___ RECORD LIST ___

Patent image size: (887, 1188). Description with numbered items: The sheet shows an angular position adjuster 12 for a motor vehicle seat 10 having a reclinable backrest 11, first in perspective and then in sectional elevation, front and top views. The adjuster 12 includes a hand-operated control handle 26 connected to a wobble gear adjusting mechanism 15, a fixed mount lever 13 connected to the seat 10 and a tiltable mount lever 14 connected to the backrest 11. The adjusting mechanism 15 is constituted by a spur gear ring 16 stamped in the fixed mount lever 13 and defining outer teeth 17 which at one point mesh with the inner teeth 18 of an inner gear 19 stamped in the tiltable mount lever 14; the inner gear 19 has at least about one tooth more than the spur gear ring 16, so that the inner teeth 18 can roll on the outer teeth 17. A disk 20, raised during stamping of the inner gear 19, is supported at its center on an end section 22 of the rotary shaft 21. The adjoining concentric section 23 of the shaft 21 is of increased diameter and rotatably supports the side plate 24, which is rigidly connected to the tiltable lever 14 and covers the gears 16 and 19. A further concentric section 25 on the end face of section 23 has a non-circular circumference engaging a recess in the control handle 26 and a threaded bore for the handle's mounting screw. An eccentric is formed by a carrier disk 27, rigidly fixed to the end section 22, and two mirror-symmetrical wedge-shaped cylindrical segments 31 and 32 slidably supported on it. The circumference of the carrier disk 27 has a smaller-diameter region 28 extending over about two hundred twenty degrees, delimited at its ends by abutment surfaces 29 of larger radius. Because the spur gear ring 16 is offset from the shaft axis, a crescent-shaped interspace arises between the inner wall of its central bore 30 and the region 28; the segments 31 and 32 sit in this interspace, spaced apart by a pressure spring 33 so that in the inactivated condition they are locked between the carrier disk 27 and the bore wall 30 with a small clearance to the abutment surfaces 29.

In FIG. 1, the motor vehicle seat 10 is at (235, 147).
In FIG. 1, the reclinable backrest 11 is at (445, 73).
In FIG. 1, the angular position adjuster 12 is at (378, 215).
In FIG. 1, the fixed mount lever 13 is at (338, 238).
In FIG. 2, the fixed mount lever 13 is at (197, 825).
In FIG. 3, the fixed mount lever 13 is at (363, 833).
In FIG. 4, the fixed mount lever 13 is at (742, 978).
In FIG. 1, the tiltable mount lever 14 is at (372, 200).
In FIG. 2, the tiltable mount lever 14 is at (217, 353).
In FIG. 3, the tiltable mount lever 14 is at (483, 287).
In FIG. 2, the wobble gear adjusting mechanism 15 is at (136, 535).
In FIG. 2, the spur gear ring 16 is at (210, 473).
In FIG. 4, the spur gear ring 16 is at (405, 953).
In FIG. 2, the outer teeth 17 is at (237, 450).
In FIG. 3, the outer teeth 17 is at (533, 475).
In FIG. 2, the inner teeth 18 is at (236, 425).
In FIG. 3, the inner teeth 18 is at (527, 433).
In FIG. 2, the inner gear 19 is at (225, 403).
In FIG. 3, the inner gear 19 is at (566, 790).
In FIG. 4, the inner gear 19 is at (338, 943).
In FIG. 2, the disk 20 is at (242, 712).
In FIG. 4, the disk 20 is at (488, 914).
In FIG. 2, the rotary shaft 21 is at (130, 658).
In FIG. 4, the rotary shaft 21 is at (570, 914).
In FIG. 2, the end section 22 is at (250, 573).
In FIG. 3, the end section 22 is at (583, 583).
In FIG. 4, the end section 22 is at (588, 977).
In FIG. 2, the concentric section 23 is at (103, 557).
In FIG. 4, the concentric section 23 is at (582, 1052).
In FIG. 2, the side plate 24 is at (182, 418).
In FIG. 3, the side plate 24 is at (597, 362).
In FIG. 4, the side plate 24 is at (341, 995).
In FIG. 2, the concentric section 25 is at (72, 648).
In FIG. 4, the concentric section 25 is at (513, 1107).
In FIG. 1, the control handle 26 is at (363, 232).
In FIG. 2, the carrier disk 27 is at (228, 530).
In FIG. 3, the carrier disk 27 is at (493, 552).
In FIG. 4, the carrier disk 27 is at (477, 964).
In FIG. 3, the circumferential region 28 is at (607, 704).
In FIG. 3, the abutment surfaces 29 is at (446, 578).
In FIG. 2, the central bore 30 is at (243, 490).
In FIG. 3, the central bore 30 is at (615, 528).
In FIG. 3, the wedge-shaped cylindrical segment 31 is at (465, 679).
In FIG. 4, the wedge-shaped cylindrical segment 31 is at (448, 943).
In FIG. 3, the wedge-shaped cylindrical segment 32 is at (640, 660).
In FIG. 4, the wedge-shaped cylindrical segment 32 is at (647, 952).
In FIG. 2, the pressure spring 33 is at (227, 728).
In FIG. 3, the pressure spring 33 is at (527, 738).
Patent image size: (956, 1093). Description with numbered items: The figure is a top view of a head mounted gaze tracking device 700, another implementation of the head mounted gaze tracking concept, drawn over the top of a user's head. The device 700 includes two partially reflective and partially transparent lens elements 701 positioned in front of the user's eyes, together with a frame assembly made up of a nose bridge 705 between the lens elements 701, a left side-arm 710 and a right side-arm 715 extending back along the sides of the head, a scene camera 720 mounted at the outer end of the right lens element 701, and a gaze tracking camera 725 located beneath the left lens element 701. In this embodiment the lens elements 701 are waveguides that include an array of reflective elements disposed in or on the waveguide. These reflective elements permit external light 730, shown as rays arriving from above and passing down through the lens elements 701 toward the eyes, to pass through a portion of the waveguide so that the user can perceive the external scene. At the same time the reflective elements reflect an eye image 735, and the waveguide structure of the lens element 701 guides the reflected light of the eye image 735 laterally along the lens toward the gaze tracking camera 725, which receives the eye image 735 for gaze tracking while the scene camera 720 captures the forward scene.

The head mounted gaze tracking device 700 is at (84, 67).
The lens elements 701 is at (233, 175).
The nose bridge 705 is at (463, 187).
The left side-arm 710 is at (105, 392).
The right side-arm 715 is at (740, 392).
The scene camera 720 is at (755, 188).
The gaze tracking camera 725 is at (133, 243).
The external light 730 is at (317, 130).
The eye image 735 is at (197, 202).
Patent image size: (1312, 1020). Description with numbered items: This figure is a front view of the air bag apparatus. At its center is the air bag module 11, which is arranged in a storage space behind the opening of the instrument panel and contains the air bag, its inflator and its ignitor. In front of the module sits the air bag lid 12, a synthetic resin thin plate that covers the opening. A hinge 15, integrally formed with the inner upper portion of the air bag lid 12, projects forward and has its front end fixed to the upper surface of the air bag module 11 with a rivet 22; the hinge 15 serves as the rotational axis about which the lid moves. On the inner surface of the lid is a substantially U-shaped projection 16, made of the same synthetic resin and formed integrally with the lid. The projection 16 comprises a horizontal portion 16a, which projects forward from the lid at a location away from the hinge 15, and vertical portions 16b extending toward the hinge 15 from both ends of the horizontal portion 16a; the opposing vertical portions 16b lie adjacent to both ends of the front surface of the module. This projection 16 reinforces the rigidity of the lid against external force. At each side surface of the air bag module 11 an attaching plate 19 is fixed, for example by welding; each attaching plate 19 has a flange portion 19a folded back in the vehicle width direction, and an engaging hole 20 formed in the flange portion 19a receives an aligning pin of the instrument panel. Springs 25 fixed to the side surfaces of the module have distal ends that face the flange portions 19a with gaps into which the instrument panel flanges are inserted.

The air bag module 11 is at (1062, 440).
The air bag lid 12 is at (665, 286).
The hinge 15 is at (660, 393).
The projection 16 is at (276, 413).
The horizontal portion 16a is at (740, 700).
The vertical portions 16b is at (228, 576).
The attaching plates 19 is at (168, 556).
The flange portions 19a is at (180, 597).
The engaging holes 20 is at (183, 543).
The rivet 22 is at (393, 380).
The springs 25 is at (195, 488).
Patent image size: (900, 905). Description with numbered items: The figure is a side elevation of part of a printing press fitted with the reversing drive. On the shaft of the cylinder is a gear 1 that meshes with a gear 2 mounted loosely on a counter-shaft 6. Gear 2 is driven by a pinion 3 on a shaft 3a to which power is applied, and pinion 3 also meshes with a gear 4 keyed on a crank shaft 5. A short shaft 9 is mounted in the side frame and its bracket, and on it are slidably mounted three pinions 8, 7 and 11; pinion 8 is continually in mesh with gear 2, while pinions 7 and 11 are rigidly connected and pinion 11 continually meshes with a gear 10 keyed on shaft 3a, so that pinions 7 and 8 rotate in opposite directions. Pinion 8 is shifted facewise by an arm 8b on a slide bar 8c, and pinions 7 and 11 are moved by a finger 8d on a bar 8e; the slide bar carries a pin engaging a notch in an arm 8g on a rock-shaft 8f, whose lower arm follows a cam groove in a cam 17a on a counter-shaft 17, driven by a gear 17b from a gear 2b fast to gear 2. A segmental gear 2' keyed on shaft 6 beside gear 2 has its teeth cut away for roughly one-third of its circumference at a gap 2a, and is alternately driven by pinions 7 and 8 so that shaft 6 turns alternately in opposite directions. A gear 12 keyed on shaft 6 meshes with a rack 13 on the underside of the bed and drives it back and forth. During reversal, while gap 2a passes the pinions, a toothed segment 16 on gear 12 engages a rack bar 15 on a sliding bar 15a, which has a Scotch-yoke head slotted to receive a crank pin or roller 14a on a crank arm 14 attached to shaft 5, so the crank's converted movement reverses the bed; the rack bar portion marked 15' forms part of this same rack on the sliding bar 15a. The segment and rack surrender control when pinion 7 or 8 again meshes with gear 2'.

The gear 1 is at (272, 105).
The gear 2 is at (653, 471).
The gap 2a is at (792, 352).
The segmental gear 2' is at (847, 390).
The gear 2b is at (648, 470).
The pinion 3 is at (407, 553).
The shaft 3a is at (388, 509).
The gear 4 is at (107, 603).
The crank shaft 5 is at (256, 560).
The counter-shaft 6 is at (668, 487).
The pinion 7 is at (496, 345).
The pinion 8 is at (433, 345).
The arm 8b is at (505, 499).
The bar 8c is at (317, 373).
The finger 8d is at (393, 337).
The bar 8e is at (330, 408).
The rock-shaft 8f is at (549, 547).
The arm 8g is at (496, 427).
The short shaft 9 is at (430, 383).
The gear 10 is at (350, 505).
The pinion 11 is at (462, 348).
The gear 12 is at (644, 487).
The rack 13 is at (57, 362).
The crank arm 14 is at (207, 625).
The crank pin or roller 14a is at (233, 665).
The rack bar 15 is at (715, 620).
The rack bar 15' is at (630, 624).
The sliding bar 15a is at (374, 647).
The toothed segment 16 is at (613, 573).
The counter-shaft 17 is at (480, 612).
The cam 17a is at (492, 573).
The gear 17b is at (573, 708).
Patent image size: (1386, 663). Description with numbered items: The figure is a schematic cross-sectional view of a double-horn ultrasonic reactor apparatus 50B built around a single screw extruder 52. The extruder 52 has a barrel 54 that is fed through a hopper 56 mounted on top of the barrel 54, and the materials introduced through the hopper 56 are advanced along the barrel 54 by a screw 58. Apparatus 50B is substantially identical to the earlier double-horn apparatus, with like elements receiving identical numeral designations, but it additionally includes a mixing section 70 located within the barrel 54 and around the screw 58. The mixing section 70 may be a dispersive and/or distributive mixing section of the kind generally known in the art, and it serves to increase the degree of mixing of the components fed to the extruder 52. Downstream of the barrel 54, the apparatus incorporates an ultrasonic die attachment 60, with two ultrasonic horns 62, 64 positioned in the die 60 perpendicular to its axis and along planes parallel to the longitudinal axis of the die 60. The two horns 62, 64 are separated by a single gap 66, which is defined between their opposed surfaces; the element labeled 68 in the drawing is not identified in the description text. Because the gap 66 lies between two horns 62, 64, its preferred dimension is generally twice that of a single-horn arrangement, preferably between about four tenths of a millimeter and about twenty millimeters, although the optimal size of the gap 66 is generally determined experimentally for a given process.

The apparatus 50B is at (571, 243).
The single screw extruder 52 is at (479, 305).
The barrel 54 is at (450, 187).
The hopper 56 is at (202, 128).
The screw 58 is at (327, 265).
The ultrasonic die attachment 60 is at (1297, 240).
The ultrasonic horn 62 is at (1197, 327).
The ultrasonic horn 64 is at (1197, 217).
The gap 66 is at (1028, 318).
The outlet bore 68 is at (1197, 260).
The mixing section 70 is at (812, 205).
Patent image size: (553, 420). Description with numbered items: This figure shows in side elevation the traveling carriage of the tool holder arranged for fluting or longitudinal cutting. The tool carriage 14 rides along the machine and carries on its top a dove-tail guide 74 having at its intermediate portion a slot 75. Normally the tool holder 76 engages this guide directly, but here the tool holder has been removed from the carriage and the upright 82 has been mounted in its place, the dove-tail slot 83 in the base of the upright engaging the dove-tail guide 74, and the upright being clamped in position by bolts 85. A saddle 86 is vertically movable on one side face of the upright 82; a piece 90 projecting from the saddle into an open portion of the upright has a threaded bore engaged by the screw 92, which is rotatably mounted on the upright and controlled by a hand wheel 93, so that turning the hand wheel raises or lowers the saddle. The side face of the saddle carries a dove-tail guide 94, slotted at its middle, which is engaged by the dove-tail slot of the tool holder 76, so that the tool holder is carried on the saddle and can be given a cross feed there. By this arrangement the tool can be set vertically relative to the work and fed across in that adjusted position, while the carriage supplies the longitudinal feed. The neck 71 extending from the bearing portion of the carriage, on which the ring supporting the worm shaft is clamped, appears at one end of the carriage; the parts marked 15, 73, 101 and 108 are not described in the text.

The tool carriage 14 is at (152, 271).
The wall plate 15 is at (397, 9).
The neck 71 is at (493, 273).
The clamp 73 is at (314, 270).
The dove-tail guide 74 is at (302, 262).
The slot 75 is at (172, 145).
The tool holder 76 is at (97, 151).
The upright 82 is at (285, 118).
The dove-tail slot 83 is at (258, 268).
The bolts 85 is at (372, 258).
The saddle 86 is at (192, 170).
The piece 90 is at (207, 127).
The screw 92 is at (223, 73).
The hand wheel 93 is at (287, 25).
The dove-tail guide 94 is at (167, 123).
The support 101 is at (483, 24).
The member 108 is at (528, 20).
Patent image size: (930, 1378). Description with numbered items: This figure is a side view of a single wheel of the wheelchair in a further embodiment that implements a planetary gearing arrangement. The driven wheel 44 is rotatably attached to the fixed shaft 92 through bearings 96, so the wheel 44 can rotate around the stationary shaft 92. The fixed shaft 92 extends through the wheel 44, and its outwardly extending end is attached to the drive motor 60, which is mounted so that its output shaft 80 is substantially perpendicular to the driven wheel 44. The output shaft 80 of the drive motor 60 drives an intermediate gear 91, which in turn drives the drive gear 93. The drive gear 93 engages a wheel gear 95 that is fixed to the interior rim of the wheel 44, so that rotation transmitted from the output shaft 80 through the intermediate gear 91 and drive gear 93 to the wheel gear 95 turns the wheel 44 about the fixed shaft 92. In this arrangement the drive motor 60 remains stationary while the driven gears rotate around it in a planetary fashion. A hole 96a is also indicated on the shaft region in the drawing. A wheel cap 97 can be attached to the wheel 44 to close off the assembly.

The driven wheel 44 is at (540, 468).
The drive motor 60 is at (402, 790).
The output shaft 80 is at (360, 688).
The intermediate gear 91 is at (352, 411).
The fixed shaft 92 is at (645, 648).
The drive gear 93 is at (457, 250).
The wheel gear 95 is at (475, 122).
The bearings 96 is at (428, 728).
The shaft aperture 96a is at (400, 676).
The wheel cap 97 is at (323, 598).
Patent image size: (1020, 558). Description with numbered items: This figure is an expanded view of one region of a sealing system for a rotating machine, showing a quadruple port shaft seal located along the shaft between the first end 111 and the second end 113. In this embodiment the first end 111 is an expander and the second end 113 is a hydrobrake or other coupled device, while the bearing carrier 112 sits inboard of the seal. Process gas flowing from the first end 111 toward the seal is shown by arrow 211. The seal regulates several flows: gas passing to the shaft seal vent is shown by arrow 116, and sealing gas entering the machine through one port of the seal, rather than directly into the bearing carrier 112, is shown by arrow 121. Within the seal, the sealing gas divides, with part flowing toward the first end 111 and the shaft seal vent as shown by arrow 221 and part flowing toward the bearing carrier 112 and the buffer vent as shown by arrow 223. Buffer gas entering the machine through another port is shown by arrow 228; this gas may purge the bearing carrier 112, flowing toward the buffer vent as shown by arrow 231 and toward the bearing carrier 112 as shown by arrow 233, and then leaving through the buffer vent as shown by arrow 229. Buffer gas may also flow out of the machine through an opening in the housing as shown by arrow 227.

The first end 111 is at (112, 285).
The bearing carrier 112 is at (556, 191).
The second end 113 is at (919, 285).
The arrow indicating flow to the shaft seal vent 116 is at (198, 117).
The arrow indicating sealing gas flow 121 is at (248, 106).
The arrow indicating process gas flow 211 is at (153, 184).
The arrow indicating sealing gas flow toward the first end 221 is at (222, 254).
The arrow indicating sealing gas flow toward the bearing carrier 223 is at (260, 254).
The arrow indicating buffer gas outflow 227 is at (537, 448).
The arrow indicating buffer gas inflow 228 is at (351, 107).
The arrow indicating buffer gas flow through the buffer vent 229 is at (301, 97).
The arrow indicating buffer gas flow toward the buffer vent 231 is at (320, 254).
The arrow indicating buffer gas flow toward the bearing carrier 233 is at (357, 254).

___

DIRECTIONS FOR THIS TASK: Format everything from the line containing "Patent image size: (1312, 1020)." down to the line containing "The engaging holes 20 is at (183, 543)." as a JSON list of strings, one per line, leaving out blank lines.

PROBLEM SOLUTION:
[
  "Patent image size: (1312, 1020). Description with numbered items: This figure is a front view of the air bag apparatus. At its center is the air bag module 11, which is arranged in a storage space behind the opening of the instrument panel and contains the air bag, its inflator and its ignitor. In front of the module sits the air bag lid 12, a synthetic resin thin plate that covers the opening. A hinge 15, integrally formed with the inner upper portion of the air bag lid 12, projects forward and has its front end fixed to the upper surface of the air bag module 11 with a rivet 22; the hinge 15 serves as the rotational axis about which the lid moves. On the inner surface of the lid is a substantially U-shaped projection 16, made of the same synthetic resin and formed integrally with the lid. The projection 16 comprises a horizontal portion 16a, which projects forward from the lid at a location away from the hinge 15, and vertical portions 16b extending toward the hinge 15 from both ends of the horizontal portion 16a; the opposing vertical portions 16b lie adjacent to both ends of the front surface of the module. This projection 16 reinforces the rigidity of the lid against external force. At each side surface of the air bag module 11 an attaching plate 19 is fixed, for example by welding; each attaching plate 19 has a flange portion 19a folded back in the vehicle width direction, and an engaging hole 20 formed in the flange portion 19a receives an aligning pin of the instrument panel. Springs 25 fixed to the side surfaces of the module have distal ends that face the flange portions 19a with gaps into which the instrument panel flanges are inserted.",
  "The air bag module 11 is at (1062, 440).",
  "The air bag lid 12 is at (665, 286).",
  "The hinge 15 is at (660, 393).",
  "The projection 16 is at (276, 413).",
  "The horizontal portion 16a is at (740, 700).",
  "The vertical portions 16b is at (228, 576).",
  "The attaching plates 19 is at (168, 556).",
  "The flange portions 19a is at (180, 597).",
  "The engaging holes 20 is at (183, 543)."
]